-- begin PROVIDED RECORDS --
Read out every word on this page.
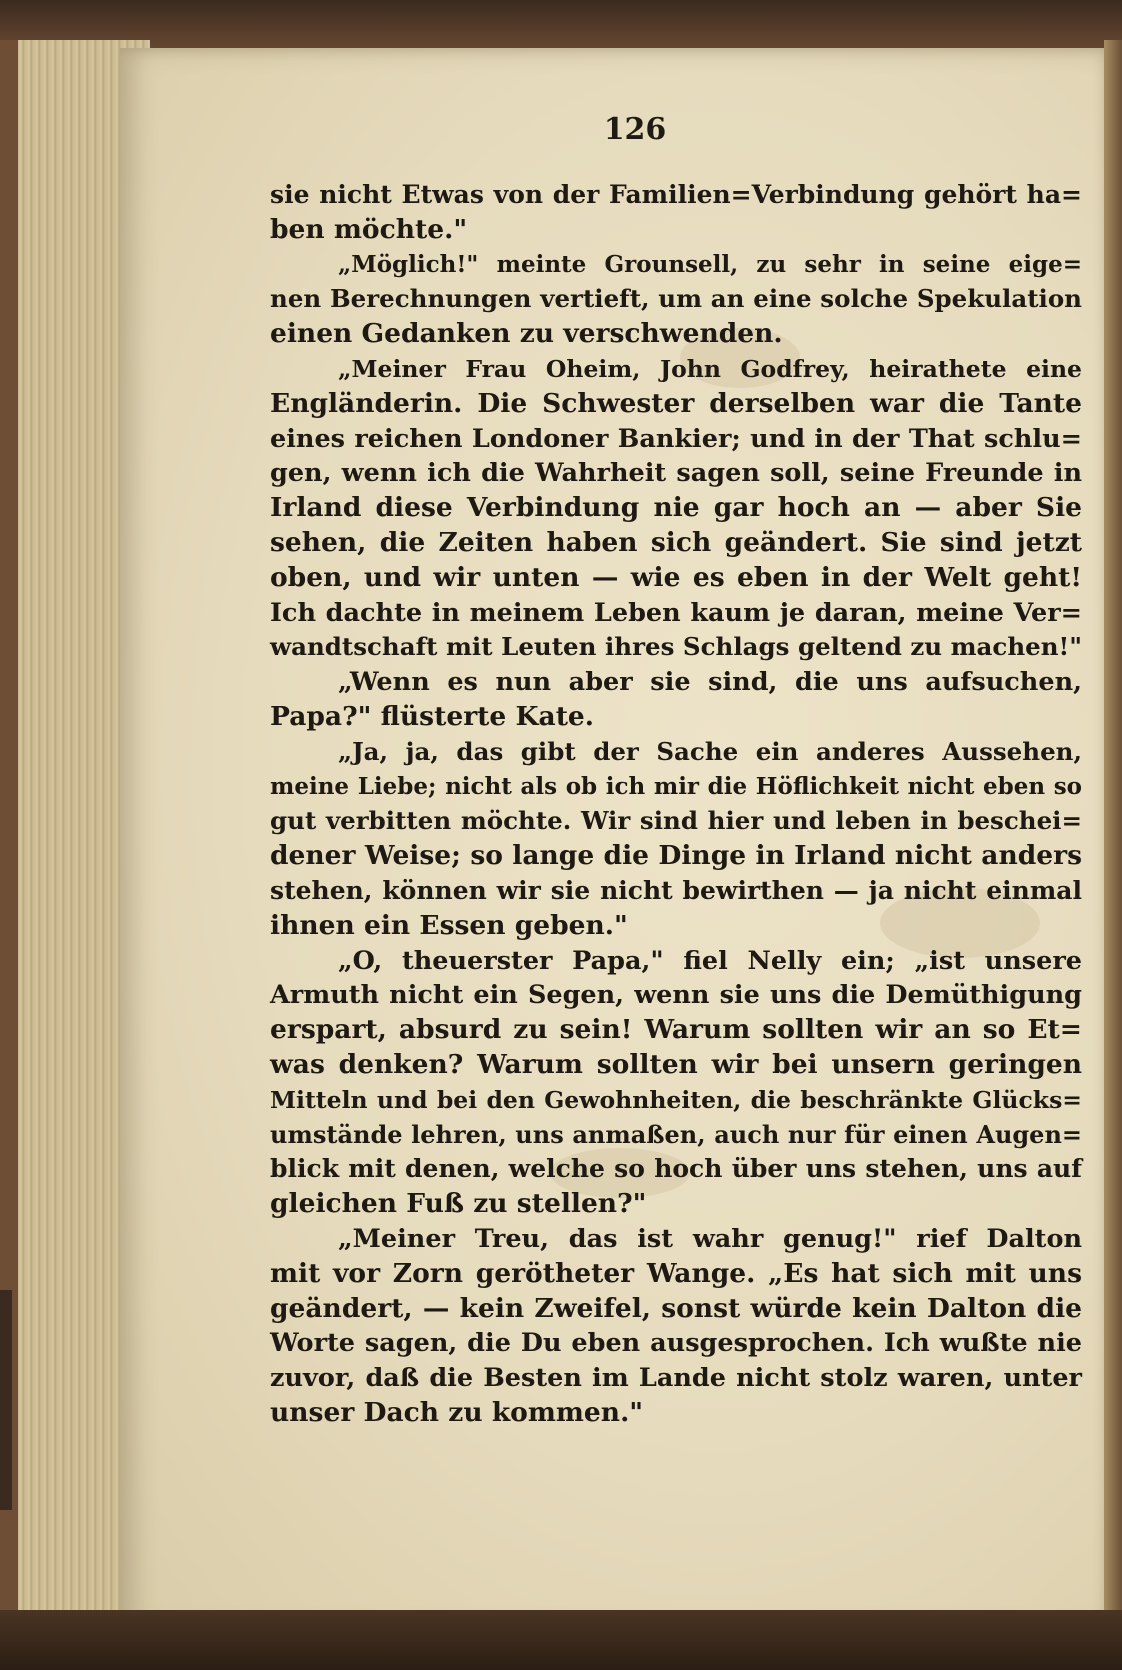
126
sie nicht Etwas von der Familien=Verbindung gehört ha=
ben möchte."
„Möglich!" meinte Grounsell, zu sehr in seine eige=
nen Berechnungen vertieft, um an eine solche Spekulation
einen Gedanken zu verschwenden.
„Meiner Frau Oheim, John Godfrey, heirathete eine
Engländerin. Die Schwester derselben war die Tante
eines reichen Londoner Bankier; und in der That schlu=
gen, wenn ich die Wahrheit sagen soll, seine Freunde in
Irland diese Verbindung nie gar hoch an — aber Sie
sehen, die Zeiten haben sich geändert. Sie sind jetzt
oben, und wir unten — wie es eben in der Welt geht!
Ich dachte in meinem Leben kaum je daran, meine Ver=
wandtschaft mit Leuten ihres Schlags geltend zu machen!"
„Wenn es nun aber sie sind, die uns aufsuchen,
Papa?" flüsterte Kate.
„Ja, ja, das gibt der Sache ein anderes Aussehen,
meine Liebe; nicht als ob ich mir die Höflichkeit nicht eben so
gut verbitten möchte. Wir sind hier und leben in beschei=
dener Weise; so lange die Dinge in Irland nicht anders
stehen, können wir sie nicht bewirthen — ja nicht einmal
ihnen ein Essen geben."
„O, theuerster Papa," fiel Nelly ein; „ist unsere
Armuth nicht ein Segen, wenn sie uns die Demüthigung
erspart, absurd zu sein! Warum sollten wir an so Et=
was denken? Warum sollten wir bei unsern geringen
Mitteln und bei den Gewohnheiten, die beschränkte Glücks=
umstände lehren, uns anmaßen, auch nur für einen Augen=
blick mit denen, welche so hoch über uns stehen, uns auf
gleichen Fuß zu stellen?"
„Meiner Treu, das ist wahr genug!" rief Dalton
mit vor Zorn gerötheter Wange. „Es hat sich mit uns
geändert, — kein Zweifel, sonst würde kein Dalton die
Worte sagen, die Du eben ausgesprochen. Ich wußte nie
zuvor, daß die Besten im Lande nicht stolz waren, unter
unser Dach zu kommen."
-- end PROVIDED RECORDS --
AIM: Exactly as written, return every line of the listing, but not the pictures.

WRITTEN REPLY:
Read out every word on this page.
126
sie nicht Etwas von der Familien=Verbindung gehört ha=
ben möchte."
„Möglich!" meinte Grounsell, zu sehr in seine eige=
nen Berechnungen vertieft, um an eine solche Spekulation
einen Gedanken zu verschwenden.
„Meiner Frau Oheim, John Godfrey, heirathete eine
Engländerin. Die Schwester derselben war die Tante
eines reichen Londoner Bankier; und in der That schlu=
gen, wenn ich die Wahrheit sagen soll, seine Freunde in
Irland diese Verbindung nie gar hoch an — aber Sie
sehen, die Zeiten haben sich geändert. Sie sind jetzt
oben, und wir unten — wie es eben in der Welt geht!
Ich dachte in meinem Leben kaum je daran, meine Ver=
wandtschaft mit Leuten ihres Schlags geltend zu machen!"
„Wenn es nun aber sie sind, die uns aufsuchen,
Papa?" flüsterte Kate.
„Ja, ja, das gibt der Sache ein anderes Aussehen,
meine Liebe; nicht als ob ich mir die Höflichkeit nicht eben so
gut verbitten möchte. Wir sind hier und leben in beschei=
dener Weise; so lange die Dinge in Irland nicht anders
stehen, können wir sie nicht bewirthen — ja nicht einmal
ihnen ein Essen geben."
„O, theuerster Papa," fiel Nelly ein; „ist unsere
Armuth nicht ein Segen, wenn sie uns die Demüthigung
erspart, absurd zu sein! Warum sollten wir an so Et=
was denken? Warum sollten wir bei unsern geringen
Mitteln und bei den Gewohnheiten, die beschränkte Glücks=
umstände lehren, uns anmaßen, auch nur für einen Augen=
blick mit denen, welche so hoch über uns stehen, uns auf
gleichen Fuß zu stellen?"
„Meiner Treu, das ist wahr genug!" rief Dalton
mit vor Zorn gerötheter Wange. „Es hat sich mit uns
geändert, — kein Zweifel, sonst würde kein Dalton die
Worte sagen, die Du eben ausgesprochen. Ich wußte nie
zuvor, daß die Besten im Lande nicht stolz waren, unter
unser Dach zu kommen."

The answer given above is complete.